[Figure content listings]
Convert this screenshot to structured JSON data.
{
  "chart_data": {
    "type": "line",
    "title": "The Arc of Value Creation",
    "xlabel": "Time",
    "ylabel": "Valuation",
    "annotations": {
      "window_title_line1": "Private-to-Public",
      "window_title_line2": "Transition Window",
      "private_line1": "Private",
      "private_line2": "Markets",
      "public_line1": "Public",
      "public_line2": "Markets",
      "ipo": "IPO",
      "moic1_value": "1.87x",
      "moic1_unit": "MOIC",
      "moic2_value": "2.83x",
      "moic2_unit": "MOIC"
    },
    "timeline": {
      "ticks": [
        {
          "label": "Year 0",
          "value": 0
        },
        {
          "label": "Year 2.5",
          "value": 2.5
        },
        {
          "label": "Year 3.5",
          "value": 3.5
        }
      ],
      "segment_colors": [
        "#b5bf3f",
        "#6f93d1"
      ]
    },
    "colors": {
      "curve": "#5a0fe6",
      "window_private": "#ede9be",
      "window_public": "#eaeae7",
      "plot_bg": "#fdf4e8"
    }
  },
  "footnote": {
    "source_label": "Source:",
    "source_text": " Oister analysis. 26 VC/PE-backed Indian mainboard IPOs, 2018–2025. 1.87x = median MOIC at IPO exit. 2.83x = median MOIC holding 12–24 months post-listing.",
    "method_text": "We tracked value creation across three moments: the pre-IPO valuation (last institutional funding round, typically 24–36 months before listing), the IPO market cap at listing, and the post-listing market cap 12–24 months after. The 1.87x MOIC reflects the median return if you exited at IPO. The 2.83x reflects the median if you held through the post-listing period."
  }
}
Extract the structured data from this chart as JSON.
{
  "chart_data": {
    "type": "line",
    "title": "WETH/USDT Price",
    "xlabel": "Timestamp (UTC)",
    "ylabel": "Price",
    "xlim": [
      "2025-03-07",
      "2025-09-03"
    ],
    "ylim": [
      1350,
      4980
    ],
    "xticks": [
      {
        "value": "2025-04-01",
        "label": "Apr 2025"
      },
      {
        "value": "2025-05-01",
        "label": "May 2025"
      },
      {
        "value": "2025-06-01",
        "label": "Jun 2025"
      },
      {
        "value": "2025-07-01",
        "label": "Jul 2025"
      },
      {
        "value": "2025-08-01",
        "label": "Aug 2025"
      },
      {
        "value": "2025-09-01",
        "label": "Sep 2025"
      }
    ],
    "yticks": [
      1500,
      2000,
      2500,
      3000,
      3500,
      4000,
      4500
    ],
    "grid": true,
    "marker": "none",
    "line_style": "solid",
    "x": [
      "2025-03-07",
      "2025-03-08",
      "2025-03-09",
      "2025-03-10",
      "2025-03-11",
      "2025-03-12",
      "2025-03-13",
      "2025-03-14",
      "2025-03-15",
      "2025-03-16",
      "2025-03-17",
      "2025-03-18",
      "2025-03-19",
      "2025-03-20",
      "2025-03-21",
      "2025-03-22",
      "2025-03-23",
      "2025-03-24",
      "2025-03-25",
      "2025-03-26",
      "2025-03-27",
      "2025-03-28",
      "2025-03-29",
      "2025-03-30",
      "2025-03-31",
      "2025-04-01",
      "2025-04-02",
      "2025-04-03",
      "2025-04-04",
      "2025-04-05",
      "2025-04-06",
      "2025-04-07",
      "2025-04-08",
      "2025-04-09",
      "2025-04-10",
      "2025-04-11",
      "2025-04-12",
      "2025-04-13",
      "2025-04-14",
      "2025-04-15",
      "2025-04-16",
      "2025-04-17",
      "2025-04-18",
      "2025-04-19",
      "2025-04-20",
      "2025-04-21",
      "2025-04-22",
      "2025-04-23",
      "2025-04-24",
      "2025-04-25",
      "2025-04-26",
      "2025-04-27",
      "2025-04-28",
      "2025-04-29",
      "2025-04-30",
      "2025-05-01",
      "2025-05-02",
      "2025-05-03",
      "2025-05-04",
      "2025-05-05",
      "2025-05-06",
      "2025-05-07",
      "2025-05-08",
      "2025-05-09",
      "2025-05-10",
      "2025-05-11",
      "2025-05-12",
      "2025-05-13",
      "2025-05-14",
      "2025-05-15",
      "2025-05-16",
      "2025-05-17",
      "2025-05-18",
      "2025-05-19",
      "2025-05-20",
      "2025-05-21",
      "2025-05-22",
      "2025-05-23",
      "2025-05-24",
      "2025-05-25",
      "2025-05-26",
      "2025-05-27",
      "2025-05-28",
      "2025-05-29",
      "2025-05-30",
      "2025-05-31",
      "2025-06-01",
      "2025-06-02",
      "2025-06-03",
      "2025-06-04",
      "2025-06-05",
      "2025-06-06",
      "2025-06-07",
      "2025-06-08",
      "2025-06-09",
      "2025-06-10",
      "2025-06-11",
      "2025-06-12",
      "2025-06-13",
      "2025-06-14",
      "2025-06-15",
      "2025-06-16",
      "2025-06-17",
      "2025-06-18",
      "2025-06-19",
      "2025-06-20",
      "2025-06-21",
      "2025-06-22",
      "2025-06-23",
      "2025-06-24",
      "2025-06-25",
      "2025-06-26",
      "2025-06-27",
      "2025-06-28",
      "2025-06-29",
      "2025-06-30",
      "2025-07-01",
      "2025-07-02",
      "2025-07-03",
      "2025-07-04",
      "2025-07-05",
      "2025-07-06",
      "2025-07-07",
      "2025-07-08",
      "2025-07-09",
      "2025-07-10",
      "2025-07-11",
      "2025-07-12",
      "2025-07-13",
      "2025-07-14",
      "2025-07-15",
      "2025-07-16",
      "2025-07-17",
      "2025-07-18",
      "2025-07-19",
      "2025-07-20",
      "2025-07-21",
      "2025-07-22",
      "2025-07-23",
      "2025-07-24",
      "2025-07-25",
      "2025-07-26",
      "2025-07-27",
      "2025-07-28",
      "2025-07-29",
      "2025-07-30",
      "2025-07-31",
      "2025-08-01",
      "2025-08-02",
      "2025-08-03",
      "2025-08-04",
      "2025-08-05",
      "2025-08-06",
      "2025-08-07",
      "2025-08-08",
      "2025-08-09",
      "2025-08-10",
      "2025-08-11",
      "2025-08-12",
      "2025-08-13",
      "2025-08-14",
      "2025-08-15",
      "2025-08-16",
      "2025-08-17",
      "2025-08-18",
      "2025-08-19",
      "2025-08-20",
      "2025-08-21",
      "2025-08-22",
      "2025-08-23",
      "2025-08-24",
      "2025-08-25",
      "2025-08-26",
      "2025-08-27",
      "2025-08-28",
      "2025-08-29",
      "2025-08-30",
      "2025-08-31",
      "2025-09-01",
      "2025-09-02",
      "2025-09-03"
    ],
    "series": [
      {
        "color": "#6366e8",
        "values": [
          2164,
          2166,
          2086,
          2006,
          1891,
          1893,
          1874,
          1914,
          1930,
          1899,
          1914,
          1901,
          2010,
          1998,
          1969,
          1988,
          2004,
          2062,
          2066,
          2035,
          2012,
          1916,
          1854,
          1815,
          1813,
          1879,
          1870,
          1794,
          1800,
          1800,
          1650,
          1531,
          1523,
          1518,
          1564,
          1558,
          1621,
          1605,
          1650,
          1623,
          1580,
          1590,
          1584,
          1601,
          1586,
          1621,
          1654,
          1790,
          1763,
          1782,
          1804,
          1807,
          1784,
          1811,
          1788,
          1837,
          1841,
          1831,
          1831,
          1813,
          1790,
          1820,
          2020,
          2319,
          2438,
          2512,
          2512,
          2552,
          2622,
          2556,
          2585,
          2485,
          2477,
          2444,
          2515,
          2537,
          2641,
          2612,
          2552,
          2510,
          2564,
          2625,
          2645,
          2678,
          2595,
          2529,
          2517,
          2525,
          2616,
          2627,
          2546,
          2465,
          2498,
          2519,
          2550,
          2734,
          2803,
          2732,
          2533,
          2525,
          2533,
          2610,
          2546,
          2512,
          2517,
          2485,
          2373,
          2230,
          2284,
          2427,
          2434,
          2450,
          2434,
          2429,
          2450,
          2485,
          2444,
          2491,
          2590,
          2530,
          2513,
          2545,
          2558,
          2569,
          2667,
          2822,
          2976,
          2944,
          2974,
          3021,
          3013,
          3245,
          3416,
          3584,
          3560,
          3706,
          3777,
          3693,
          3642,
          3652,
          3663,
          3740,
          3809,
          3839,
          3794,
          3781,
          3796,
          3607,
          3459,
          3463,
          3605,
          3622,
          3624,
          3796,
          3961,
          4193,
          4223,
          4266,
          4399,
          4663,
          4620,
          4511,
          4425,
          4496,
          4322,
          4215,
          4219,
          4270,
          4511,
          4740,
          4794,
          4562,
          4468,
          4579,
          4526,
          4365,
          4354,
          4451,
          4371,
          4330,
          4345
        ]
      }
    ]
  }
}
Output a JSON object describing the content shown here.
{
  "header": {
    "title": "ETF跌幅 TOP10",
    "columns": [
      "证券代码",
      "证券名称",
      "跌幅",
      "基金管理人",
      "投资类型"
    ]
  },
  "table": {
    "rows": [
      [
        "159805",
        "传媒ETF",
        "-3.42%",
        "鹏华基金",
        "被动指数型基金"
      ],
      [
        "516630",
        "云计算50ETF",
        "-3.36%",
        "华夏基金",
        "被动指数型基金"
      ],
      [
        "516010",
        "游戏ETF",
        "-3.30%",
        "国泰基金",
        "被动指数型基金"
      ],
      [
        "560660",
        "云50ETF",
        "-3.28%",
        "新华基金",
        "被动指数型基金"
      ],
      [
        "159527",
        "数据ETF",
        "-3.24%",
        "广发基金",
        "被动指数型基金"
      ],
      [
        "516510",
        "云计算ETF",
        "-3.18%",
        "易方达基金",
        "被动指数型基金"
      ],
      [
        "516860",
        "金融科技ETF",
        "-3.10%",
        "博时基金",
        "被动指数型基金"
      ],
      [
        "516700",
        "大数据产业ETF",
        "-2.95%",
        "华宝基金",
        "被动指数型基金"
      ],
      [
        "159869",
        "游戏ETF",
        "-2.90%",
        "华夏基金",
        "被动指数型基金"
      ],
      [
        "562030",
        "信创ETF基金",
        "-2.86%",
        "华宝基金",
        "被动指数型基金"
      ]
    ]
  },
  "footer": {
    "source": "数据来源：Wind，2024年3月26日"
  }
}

▸ **Required task**: Go through the material line by line. Show each line that contains the string "this".

▸ **Solution**:
Convert this screenshot to structured JSON data.
Extract the structured data from this chart as JSON.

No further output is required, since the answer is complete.